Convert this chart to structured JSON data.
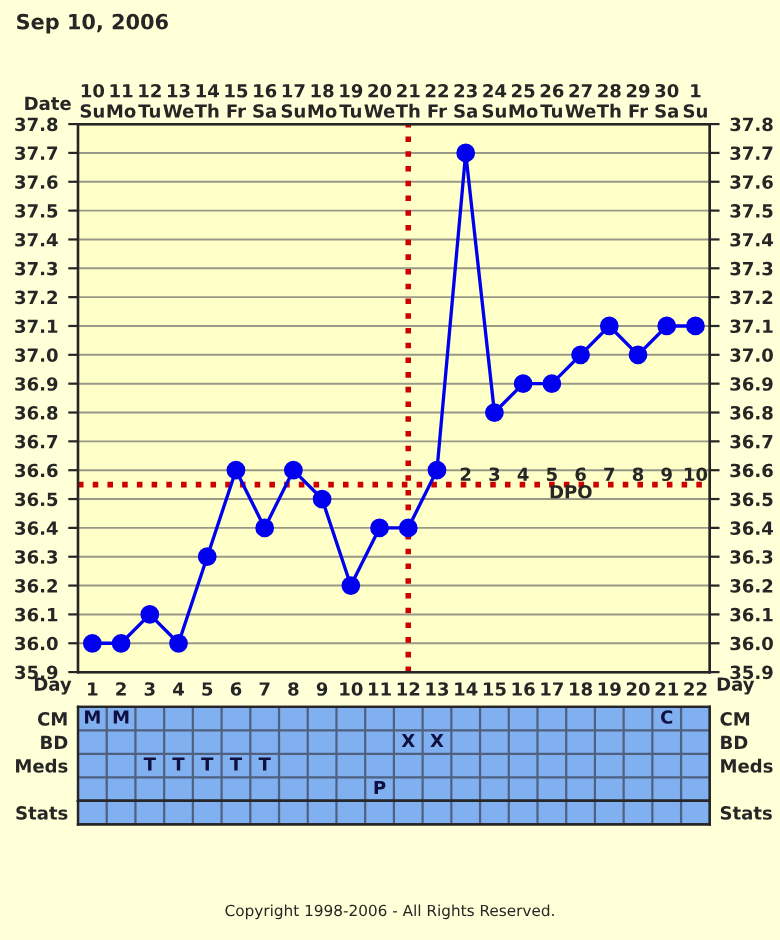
{
  "chart_data": [
    {
      "type": "line",
      "title": "Sep 10, 2006",
      "xlabel": "Day",
      "x2label": "Date",
      "x": [
        1,
        2,
        3,
        4,
        5,
        6,
        7,
        8,
        9,
        10,
        11,
        12,
        13,
        14,
        15,
        16,
        17,
        18,
        19,
        20,
        21,
        22
      ],
      "series": [
        {
          "color": "#0000ee",
          "values": [
            36.0,
            36.0,
            36.1,
            36.0,
            36.3,
            36.6,
            36.4,
            36.6,
            36.5,
            36.2,
            36.4,
            36.4,
            36.6,
            37.7,
            36.8,
            36.9,
            36.9,
            37.0,
            37.1,
            37.0,
            37.1,
            37.1
          ]
        }
      ],
      "xlim": [
        0.5,
        22.5
      ],
      "xticks": [
        1,
        2,
        3,
        4,
        5,
        6,
        7,
        8,
        9,
        10,
        11,
        12,
        13,
        14,
        15,
        16,
        17,
        18,
        19,
        20,
        21,
        22
      ],
      "x2lim": [
        "2006-09-09T12:00",
        "2006-10-01T12:00"
      ],
      "x2ticks": [
        {
          "value": "2006-09-10",
          "label": "10\nSu"
        },
        {
          "value": "2006-09-11",
          "label": "11\nMo"
        },
        {
          "value": "2006-09-12",
          "label": "12\nTu"
        },
        {
          "value": "2006-09-13",
          "label": "13\nWe"
        },
        {
          "value": "2006-09-14",
          "label": "14\nTh"
        },
        {
          "value": "2006-09-15",
          "label": "15\nFr"
        },
        {
          "value": "2006-09-16",
          "label": "16\nSa"
        },
        {
          "value": "2006-09-17",
          "label": "17\nSu"
        },
        {
          "value": "2006-09-18",
          "label": "18\nMo"
        },
        {
          "value": "2006-09-19",
          "label": "19\nTu"
        },
        {
          "value": "2006-09-20",
          "label": "20\nWe"
        },
        {
          "value": "2006-09-21",
          "label": "21\nTh"
        },
        {
          "value": "2006-09-22",
          "label": "22\nFr"
        },
        {
          "value": "2006-09-23",
          "label": "23\nSa"
        },
        {
          "value": "2006-09-24",
          "label": "24\nSu"
        },
        {
          "value": "2006-09-25",
          "label": "25\nMo"
        },
        {
          "value": "2006-09-26",
          "label": "26\nTu"
        },
        {
          "value": "2006-09-27",
          "label": "27\nWe"
        },
        {
          "value": "2006-09-28",
          "label": "28\nTh"
        },
        {
          "value": "2006-09-29",
          "label": "29\nFr"
        },
        {
          "value": "2006-09-30",
          "label": "30\nSa"
        },
        {
          "value": "2006-10-01",
          "label": "1\nSu"
        }
      ],
      "ylim": [
        35.9,
        37.8
      ],
      "yticks": [
        35.9,
        {
          "value": 36.0,
          "label": "36.0"
        },
        36.1,
        36.2,
        36.3,
        36.4,
        36.5,
        36.6,
        36.7,
        36.8,
        36.9,
        {
          "value": 37.0,
          "label": "37.0"
        },
        37.1,
        37.2,
        37.3,
        37.4,
        37.5,
        37.6,
        37.7,
        37.8
      ],
      "y2lim": [
        35.9,
        37.8
      ],
      "y2ticks": [
        35.9,
        {
          "value": 36.0,
          "label": "36.0"
        },
        36.1,
        36.2,
        36.3,
        36.4,
        36.5,
        36.6,
        36.7,
        36.8,
        36.9,
        {
          "value": 37.0,
          "label": "37.0"
        },
        37.1,
        37.2,
        37.3,
        37.4,
        37.5,
        37.6,
        37.7,
        37.8
      ],
      "grid": true,
      "marker": "circle",
      "line_style": "solid",
      "ref_lines": [
        {
          "axis": "y",
          "value": 36.55,
          "color": "#cc0000",
          "line_style": "dotted",
          "label": "DPO"
        },
        {
          "axis": "x",
          "value": 12,
          "color": "#cc0000",
          "line_style": "dotted"
        }
      ],
      "annotations": [
        {
          "text": "2",
          "x": 14,
          "y": 36.55
        },
        {
          "text": "3",
          "x": 15,
          "y": 36.55
        },
        {
          "text": "4",
          "x": 16,
          "y": 36.55
        },
        {
          "text": "5",
          "x": 17,
          "y": 36.55
        },
        {
          "text": "6",
          "x": 18,
          "y": 36.55
        },
        {
          "text": "7",
          "x": 19,
          "y": 36.55
        },
        {
          "text": "8",
          "x": 20,
          "y": 36.55
        },
        {
          "text": "9",
          "x": 21,
          "y": 36.55
        },
        {
          "text": "10",
          "x": 22,
          "y": 36.55
        }
      ]
    },
    {
      "type": "other",
      "categories": [
        null,
        null,
        null,
        null,
        null,
        null,
        null,
        null,
        null,
        null,
        null,
        null,
        null,
        null,
        null,
        null,
        null,
        null,
        null,
        null,
        null,
        null
      ],
      "y_categories": [
        "CM",
        "BD",
        "Meds",
        null
      ],
      "y2_categories": [
        "CM",
        "BD",
        "Meds",
        null
      ],
      "cell_labels": [
        [
          "M",
          "M",
          null,
          null,
          null,
          null,
          null,
          null,
          null,
          null,
          null,
          null,
          null,
          null,
          null,
          null,
          null,
          null,
          null,
          null,
          "C",
          null
        ],
        [
          null,
          null,
          null,
          null,
          null,
          null,
          null,
          null,
          null,
          null,
          null,
          "X",
          "X",
          null,
          null,
          null,
          null,
          null,
          null,
          null,
          null,
          null
        ],
        [
          null,
          null,
          "T",
          "T",
          "T",
          "T",
          "T",
          null,
          null,
          null,
          null,
          null,
          null,
          null,
          null,
          null,
          null,
          null,
          null,
          null,
          null,
          null
        ],
        [
          null,
          null,
          null,
          null,
          null,
          null,
          null,
          null,
          null,
          null,
          "P",
          null,
          null,
          null,
          null,
          null,
          null,
          null,
          null,
          null,
          null,
          null
        ]
      ]
    },
    {
      "type": "other",
      "categories": [
        null,
        null,
        null,
        null,
        null,
        null,
        null,
        null,
        null,
        null,
        null,
        null,
        null,
        null,
        null,
        null,
        null,
        null,
        null,
        null,
        null,
        null
      ],
      "y_categories": [
        "Stats"
      ],
      "y2_categories": [
        "Stats"
      ],
      "annotations": [
        "Copyright 1998-2006 - All Rights Reserved."
      ]
    }
  ]
}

::::::::::

● **Objective**:
Leave the images out, please, and restate each line word for word.

● **Full solution**:
Convert this chart to structured JSON data.
{
  "chart_data": [
    {
      "type": "line",
      "title": "Sep 10, 2006",
      "xlabel": "Day",
      "x2label": "Date",
      "x": [
        1,
        2,
        3,
        4,
        5,
        6,
        7,
        8,
        9,
        10,
        11,
        12,
        13,
        14,
        15,
        16,
        17,
        18,
        19,
        20,
        21,
        22
      ],
      "series": [
        {
          "color": "#0000ee",
          "values": [
            36.0,
            36.0,
            36.1,
            36.0,
            36.3,
            36.6,
            36.4,
            36.6,
            36.5,
            36.2,
            36.4,
            36.4,
            36.6,
            37.7,
            36.8,
            36.9,
            36.9,
            37.0,
            37.1,
            37.0,
            37.1,
            37.1
          ]
        }
      ],
      "xlim": [
        0.5,
        22.5
      ],
      "xticks": [
        1,
        2,
        3,
        4,
        5,
        6,
        7,
        8,
        9,
        10,
        11,
        12,
        13,
        14,
        15,
        16,
        17,
        18,
        19,
        20,
        21,
        22
      ],
      "x2lim": [
        "2006-09-09T12:00",
        "2006-10-01T12:00"
      ],
      "x2ticks": [
        {
          "value": "2006-09-10",
          "label": "10\nSu"
        },
        {
          "value": "2006-09-11",
          "label": "11\nMo"
        },
        {
          "value": "2006-09-12",
          "label": "12\nTu"
        },
        {
          "value": "2006-09-13",
          "label": "13\nWe"
        },
        {
          "value": "2006-09-14",
          "label": "14\nTh"
        },
        {
          "value": "2006-09-15",
          "label": "15\nFr"
        },
        {
          "value": "2006-09-16",
          "label": "16\nSa"
        },
        {
          "value": "2006-09-17",
          "label": "17\nSu"
        },
        {
          "value": "2006-09-18",
          "label": "18\nMo"
        },
        {
          "value": "2006-09-19",
          "label": "19\nTu"
        },
        {
          "value": "2006-09-20",
          "label": "20\nWe"
        },
        {
          "value": "2006-09-21",
          "label": "21\nTh"
        },
        {
          "value": "2006-09-22",
          "label": "22\nFr"
        },
        {
          "value": "2006-09-23",
          "label": "23\nSa"
        },
        {
          "value": "2006-09-24",
          "label": "24\nSu"
        },
        {
          "value": "2006-09-25",
          "label": "25\nMo"
        },
        {
          "value": "2006-09-26",
          "label": "26\nTu"
        },
        {
          "value": "2006-09-27",
          "label": "27\nWe"
        },
        {
          "value": "2006-09-28",
          "label": "28\nTh"
        },
        {
          "value": "2006-09-29",
          "label": "29\nFr"
        },
        {
          "value": "2006-09-30",
          "label": "30\nSa"
        },
        {
          "value": "2006-10-01",
          "label": "1\nSu"
        }
      ],
      "ylim": [
        35.9,
        37.8
      ],
      "yticks": [
        35.9,
        {
          "value": 36.0,
          "label": "36.0"
        },
        36.1,
        36.2,
        36.3,
        36.4,
        36.5,
        36.6,
        36.7,
        36.8,
        36.9,
        {
          "value": 37.0,
          "label": "37.0"
        },
        37.1,
        37.2,
        37.3,
        37.4,
        37.5,
        37.6,
        37.7,
        37.8
      ],
      "y2lim": [
        35.9,
        37.8
      ],
      "y2ticks": [
        35.9,
        {
          "value": 36.0,
          "label": "36.0"
        },
        36.1,
        36.2,
        36.3,
        36.4,
        36.5,
        36.6,
        36.7,
        36.8,
        36.9,
        {
          "value": 37.0,
          "label": "37.0"
        },
        37.1,
        37.2,
        37.3,
        37.4,
        37.5,
        37.6,
        37.7,
        37.8
      ],
      "grid": true,
      "marker": "circle",
      "line_style": "solid",
      "ref_lines": [
        {
          "axis": "y",
          "value": 36.55,
          "color": "#cc0000",
          "line_style": "dotted",
          "label": "DPO"
        },
        {
          "axis": "x",
          "value": 12,
          "color": "#cc0000",
          "line_style": "dotted"
        }
      ],
      "annotations": [
        {
          "text": "2",
          "x": 14,
          "y": 36.55
        },
        {
          "text": "3",
          "x": 15,
          "y": 36.55
        },
        {
          "text": "4",
          "x": 16,
          "y": 36.55
        },
        {
          "text": "5",
          "x": 17,
          "y": 36.55
        },
        {
          "text": "6",
          "x": 18,
          "y": 36.55
        },
        {
          "text": "7",
          "x": 19,
          "y": 36.55
        },
        {
          "text": "8",
          "x": 20,
          "y": 36.55
        },
        {
          "text": "9",
          "x": 21,
          "y": 36.55
        },
        {
          "text": "10",
          "x": 22,
          "y": 36.55
        }
      ]
    },
    {
      "type": "other",
      "categories": [
        null,
        null,
        null,
        null,
        null,
        null,
        null,
        null,
        null,
        null,
        null,
        null,
        null,
        null,
        null,
        null,
        null,
        null,
        null,
        null,
        null,
        null
      ],
      "y_categories": [
        "CM",
        "BD",
        "Meds",
        null
      ],
      "y2_categories": [
        "CM",
        "BD",
        "Meds",
        null
      ],
      "cell_labels": [
        [
          "M",
          "M",
          null,
          null,
          null,
          null,
          null,
          null,
          null,
          null,
          null,
          null,
          null,
          null,
          null,
          null,
          null,
          null,
          null,
          null,
          "C",
          null
        ],
        [
          null,
          null,
          null,
          null,
          null,
          null,
          null,
          null,
          null,
          null,
          null,
          "X",
          "X",
          null,
          null,
          null,
          null,
          null,
          null,
          null,
          null,
          null
        ],
        [
          null,
          null,
          "T",
          "T",
          "T",
          "T",
          "T",
          null,
          null,
          null,
          null,
          null,
          null,
          null,
          null,
          null,
          null,
          null,
          null,
          null,
          null,
          null
        ],
        [
          null,
          null,
          null,
          null,
          null,
          null,
          null,
          null,
          null,
          null,
          "P",
          null,
          null,
          null,
          null,
          null,
          null,
          null,
          null,
          null,
          null,
          null
        ]
      ]
    },
    {
      "type": "other",
      "categories": [
        null,
        null,
        null,
        null,
        null,
        null,
        null,
        null,
        null,
        null,
        null,
        null,
        null,
        null,
        null,
        null,
        null,
        null,
        null,
        null,
        null,
        null
      ],
      "y_categories": [
        "Stats"
      ],
      "y2_categories": [
        "Stats"
      ],
      "annotations": [
        "Copyright 1998-2006 - All Rights Reserved."
      ]
    }
  ]
}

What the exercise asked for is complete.